» **REQUIRED TASK**:
Look through the data below and count each line where the word "name" appears. Reply with the count alone.

* begin DATASET EXTRACT *

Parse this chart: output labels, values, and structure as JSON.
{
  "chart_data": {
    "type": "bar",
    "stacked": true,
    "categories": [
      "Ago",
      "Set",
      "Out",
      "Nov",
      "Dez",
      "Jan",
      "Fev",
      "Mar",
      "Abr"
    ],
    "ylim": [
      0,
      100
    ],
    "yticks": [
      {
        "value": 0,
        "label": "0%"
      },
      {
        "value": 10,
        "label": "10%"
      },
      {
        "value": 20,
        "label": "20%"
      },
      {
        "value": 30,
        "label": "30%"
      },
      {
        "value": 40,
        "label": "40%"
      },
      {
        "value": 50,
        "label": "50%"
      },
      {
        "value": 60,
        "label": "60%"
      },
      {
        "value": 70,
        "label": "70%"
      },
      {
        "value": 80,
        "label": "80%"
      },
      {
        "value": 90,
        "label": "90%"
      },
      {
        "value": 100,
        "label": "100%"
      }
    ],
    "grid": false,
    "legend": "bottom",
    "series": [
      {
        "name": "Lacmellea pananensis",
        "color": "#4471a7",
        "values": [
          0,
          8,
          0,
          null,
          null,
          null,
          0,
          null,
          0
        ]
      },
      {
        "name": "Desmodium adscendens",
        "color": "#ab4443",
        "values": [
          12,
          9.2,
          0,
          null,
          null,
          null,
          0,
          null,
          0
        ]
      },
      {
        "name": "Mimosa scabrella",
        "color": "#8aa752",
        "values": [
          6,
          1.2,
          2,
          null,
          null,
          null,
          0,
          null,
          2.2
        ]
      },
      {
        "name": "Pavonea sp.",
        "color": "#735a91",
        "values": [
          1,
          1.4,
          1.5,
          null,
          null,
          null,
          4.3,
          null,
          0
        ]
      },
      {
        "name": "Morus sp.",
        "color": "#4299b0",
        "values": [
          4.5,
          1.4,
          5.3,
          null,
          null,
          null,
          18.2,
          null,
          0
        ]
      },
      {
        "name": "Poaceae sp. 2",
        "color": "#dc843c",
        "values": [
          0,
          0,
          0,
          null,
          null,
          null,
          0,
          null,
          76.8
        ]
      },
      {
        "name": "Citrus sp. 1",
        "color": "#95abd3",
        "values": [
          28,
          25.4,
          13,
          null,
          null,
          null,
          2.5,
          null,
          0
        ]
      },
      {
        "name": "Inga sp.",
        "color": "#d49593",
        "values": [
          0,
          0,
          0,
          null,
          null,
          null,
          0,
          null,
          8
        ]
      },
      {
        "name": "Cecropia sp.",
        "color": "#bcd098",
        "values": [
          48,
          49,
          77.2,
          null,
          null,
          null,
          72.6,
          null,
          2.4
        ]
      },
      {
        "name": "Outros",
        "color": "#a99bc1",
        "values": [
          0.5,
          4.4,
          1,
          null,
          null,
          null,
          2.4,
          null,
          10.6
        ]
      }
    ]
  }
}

* end DATASET EXTRACT *

» **OUTPUT FOR THIS EXERCISE**:
10